══ Extracted information

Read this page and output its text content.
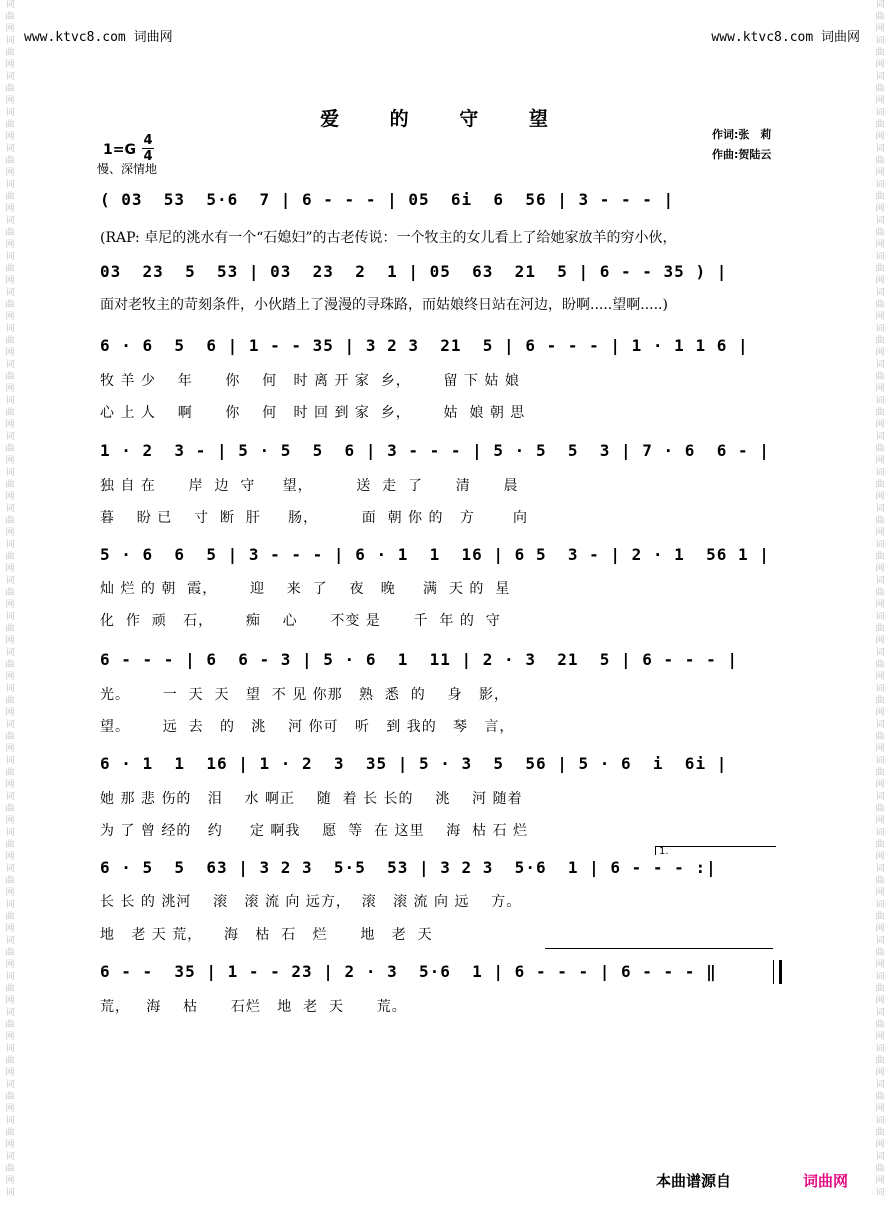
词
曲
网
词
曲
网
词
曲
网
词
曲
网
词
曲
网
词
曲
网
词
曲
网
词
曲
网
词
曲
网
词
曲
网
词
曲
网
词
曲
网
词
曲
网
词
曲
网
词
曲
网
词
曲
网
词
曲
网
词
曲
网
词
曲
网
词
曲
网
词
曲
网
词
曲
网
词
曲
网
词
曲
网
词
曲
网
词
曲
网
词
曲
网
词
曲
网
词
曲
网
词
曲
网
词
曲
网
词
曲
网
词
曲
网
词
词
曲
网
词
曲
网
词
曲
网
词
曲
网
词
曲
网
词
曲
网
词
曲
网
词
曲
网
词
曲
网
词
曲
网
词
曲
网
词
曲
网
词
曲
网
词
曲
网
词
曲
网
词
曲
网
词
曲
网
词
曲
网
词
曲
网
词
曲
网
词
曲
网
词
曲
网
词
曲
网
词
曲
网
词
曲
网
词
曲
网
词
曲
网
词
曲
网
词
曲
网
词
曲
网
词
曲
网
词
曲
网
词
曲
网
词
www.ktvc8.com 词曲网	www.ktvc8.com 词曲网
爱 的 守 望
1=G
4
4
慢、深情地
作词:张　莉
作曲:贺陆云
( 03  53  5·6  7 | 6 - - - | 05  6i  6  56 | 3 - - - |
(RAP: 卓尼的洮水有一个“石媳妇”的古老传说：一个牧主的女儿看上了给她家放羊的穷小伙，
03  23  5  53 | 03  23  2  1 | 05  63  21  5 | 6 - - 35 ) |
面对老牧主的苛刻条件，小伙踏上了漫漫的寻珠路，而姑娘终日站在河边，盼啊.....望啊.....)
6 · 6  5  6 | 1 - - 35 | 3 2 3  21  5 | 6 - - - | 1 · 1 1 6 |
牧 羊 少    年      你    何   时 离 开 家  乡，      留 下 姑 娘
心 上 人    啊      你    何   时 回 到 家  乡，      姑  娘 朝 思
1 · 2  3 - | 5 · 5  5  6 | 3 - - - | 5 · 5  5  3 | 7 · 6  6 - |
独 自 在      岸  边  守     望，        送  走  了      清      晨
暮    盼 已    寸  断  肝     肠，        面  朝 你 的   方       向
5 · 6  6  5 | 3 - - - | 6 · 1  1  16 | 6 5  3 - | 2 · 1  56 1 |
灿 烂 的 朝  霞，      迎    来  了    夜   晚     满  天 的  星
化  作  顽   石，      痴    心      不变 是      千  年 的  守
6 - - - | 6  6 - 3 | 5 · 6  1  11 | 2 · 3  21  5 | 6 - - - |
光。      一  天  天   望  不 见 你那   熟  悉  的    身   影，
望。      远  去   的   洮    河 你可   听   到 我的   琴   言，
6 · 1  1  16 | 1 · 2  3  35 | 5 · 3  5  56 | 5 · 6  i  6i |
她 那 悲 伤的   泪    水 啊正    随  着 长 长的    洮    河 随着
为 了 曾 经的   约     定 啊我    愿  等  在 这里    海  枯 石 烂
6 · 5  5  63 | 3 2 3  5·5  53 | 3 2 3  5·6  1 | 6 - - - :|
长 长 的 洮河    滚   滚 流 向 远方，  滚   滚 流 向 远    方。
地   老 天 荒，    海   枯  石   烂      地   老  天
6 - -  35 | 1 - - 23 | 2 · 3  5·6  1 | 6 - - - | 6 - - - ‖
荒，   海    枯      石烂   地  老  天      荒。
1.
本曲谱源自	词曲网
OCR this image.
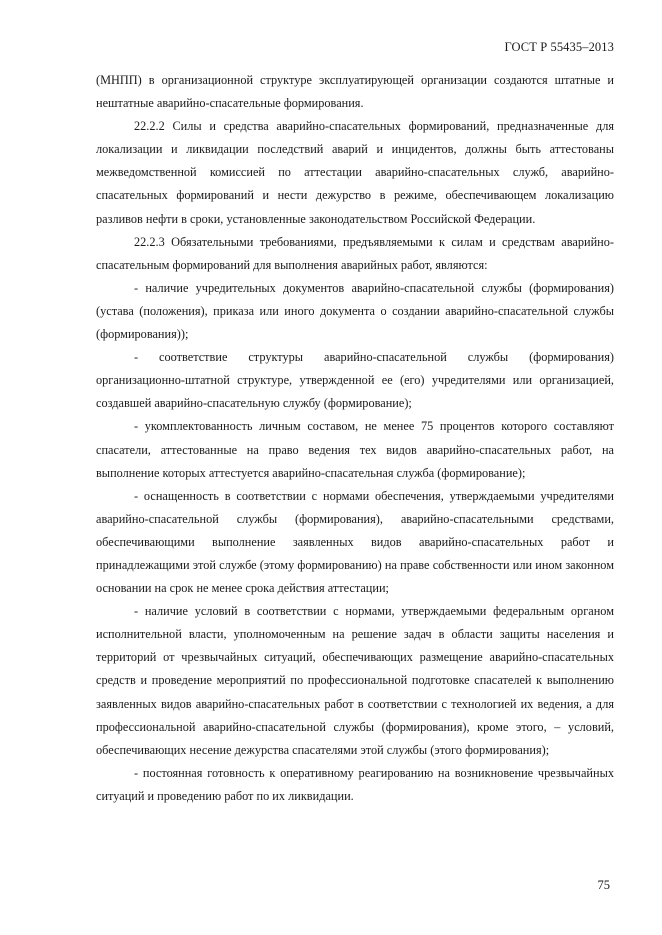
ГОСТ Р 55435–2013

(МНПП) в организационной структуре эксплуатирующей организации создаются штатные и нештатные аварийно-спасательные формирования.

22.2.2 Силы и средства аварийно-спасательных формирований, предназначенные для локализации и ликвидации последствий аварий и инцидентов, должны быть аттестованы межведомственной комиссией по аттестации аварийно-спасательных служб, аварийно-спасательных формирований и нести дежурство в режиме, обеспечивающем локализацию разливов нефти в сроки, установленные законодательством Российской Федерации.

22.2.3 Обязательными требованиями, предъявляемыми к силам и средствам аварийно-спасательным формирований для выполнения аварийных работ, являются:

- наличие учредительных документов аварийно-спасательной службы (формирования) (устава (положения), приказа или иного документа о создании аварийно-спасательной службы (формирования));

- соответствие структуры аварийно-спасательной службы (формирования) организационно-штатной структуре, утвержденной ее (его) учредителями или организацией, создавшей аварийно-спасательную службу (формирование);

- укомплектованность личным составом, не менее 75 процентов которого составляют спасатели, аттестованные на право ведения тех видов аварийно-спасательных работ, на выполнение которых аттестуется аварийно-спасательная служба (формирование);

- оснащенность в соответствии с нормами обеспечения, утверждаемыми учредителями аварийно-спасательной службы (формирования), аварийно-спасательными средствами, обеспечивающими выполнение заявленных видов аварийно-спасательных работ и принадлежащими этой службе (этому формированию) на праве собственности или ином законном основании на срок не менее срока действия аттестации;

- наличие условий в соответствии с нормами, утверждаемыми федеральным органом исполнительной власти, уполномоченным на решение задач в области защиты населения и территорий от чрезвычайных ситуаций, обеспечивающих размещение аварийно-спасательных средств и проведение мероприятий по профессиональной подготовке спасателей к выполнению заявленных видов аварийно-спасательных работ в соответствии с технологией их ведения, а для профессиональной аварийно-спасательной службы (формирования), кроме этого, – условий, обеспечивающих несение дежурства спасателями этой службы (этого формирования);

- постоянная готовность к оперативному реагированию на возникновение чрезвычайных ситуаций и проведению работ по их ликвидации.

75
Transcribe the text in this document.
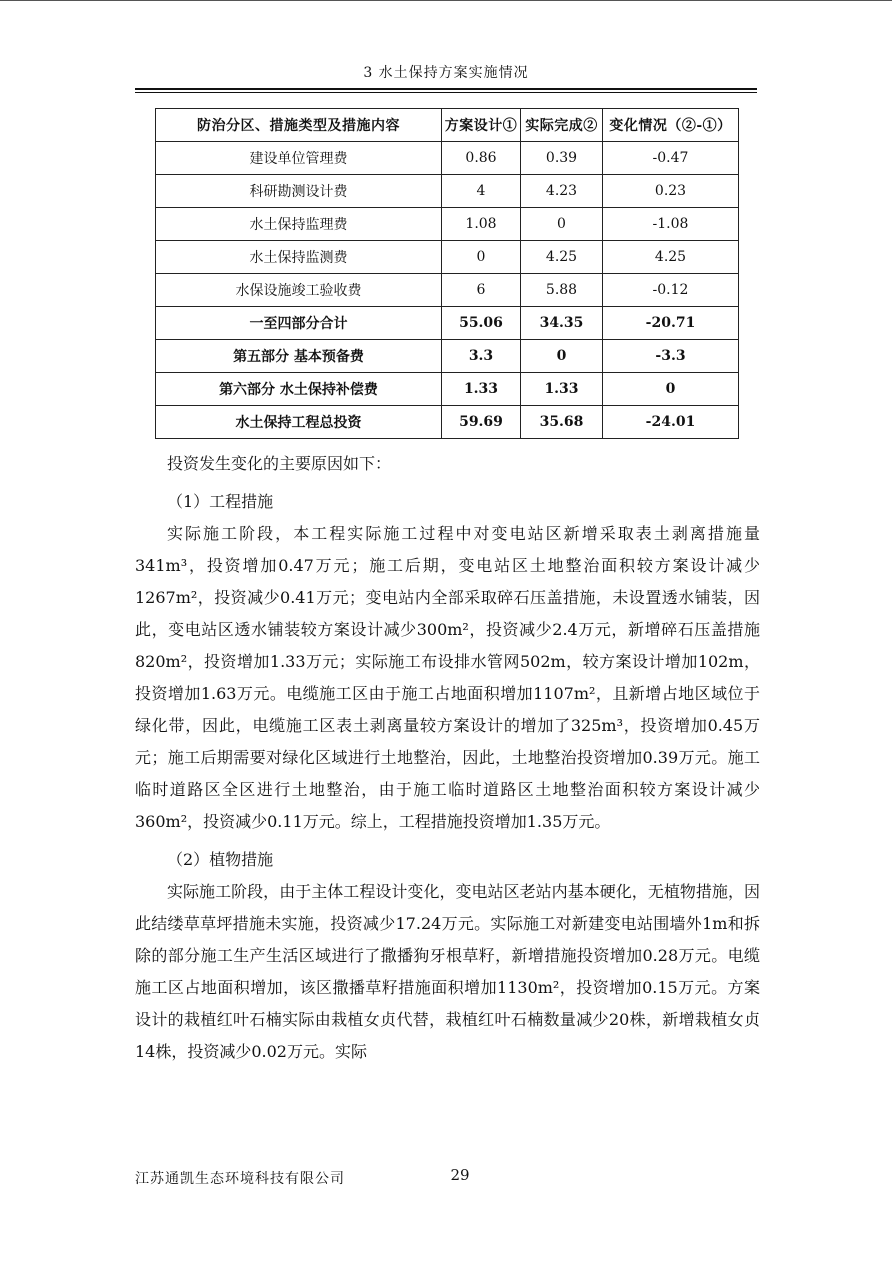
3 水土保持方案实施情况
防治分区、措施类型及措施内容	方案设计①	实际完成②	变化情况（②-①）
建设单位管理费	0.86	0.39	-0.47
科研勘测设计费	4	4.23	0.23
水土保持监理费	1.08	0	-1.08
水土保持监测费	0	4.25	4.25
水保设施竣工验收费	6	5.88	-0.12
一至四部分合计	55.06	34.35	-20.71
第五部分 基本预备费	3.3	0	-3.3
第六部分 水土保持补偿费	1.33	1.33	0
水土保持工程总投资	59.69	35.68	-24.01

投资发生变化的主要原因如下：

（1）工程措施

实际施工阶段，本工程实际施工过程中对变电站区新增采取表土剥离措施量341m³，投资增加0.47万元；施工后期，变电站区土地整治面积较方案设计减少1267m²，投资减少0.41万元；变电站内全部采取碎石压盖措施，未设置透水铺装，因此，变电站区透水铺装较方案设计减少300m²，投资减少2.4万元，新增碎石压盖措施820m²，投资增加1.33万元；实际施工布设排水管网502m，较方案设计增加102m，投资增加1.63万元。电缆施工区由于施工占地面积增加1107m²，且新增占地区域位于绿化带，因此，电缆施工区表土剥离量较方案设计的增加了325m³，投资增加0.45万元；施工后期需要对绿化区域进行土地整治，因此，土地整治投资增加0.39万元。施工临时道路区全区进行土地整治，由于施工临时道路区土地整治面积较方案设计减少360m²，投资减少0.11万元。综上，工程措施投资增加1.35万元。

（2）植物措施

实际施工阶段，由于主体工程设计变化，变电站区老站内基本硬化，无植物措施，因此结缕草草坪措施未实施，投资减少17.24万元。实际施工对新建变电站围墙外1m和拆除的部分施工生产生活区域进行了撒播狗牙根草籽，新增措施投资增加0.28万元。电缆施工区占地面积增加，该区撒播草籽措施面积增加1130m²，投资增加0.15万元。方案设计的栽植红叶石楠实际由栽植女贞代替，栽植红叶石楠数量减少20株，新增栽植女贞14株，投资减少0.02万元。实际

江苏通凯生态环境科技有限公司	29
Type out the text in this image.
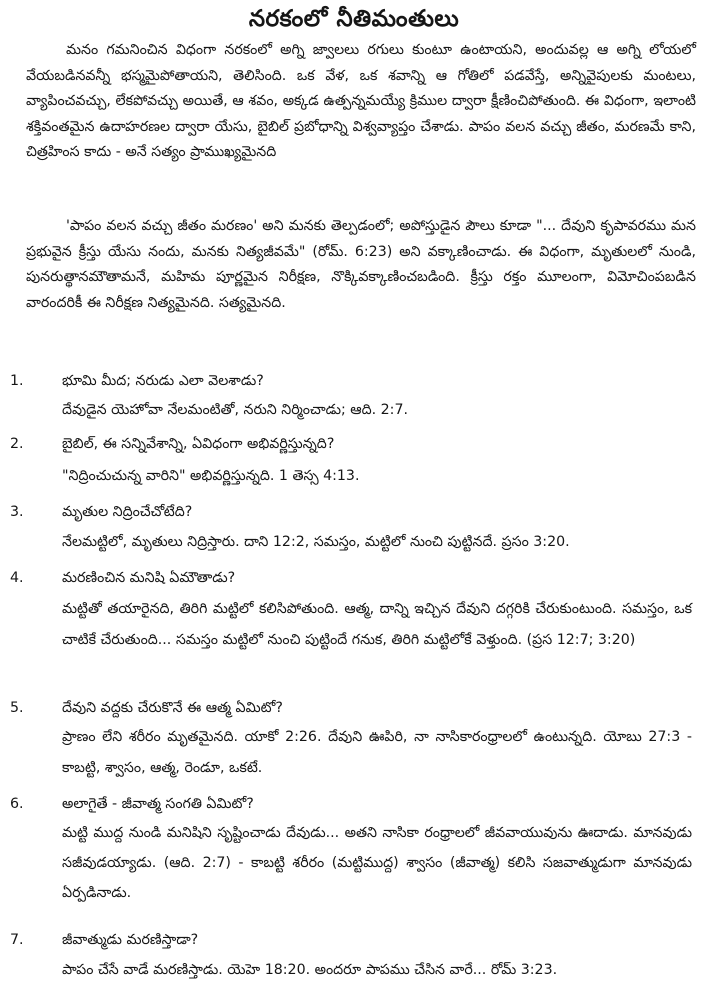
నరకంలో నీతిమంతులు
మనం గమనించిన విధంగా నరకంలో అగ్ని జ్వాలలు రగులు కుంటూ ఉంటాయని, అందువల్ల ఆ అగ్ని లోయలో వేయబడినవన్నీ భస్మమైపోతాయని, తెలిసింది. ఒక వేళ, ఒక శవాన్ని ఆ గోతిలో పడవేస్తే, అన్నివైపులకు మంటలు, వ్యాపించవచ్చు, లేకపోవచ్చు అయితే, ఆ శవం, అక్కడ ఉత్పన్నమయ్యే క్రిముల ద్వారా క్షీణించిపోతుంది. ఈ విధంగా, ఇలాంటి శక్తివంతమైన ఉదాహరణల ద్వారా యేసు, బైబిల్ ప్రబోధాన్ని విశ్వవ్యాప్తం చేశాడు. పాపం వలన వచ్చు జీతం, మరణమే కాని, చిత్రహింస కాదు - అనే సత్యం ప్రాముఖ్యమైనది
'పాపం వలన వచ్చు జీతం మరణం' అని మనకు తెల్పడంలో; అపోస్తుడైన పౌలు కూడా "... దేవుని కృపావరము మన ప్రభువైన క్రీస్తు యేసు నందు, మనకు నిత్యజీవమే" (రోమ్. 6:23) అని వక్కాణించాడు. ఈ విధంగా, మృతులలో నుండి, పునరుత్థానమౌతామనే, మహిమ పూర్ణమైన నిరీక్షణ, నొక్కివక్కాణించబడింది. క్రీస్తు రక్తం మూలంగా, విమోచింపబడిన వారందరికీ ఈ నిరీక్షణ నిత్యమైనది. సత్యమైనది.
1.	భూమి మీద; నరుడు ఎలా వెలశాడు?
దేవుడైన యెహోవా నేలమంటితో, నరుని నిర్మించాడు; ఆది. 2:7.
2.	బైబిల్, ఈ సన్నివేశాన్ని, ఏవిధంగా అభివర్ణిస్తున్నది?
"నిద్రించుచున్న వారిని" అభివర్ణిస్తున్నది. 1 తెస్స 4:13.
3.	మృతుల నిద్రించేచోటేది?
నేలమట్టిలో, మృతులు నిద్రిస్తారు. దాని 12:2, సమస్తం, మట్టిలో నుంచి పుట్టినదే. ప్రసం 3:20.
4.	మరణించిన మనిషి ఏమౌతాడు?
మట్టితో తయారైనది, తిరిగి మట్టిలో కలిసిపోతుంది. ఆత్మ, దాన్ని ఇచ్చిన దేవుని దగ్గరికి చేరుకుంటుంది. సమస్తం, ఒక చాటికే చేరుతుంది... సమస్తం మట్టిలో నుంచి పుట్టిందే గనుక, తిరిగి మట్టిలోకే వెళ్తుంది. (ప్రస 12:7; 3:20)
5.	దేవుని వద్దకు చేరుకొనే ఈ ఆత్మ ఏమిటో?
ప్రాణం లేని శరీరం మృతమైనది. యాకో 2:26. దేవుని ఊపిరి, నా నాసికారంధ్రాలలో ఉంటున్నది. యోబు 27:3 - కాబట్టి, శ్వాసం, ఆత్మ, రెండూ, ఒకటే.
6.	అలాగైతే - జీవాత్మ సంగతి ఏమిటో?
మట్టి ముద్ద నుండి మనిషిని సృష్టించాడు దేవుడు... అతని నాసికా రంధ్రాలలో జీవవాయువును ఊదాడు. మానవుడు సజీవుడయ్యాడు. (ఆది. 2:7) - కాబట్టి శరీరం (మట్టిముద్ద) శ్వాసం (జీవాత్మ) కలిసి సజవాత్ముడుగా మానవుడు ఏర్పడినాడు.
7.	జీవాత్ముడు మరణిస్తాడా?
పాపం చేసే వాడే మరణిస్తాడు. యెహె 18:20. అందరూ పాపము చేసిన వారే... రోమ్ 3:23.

════

## Work to do:
Reply with nothing except the number of lines in the listing above that include the string "структуре".

## Reply to the task:
2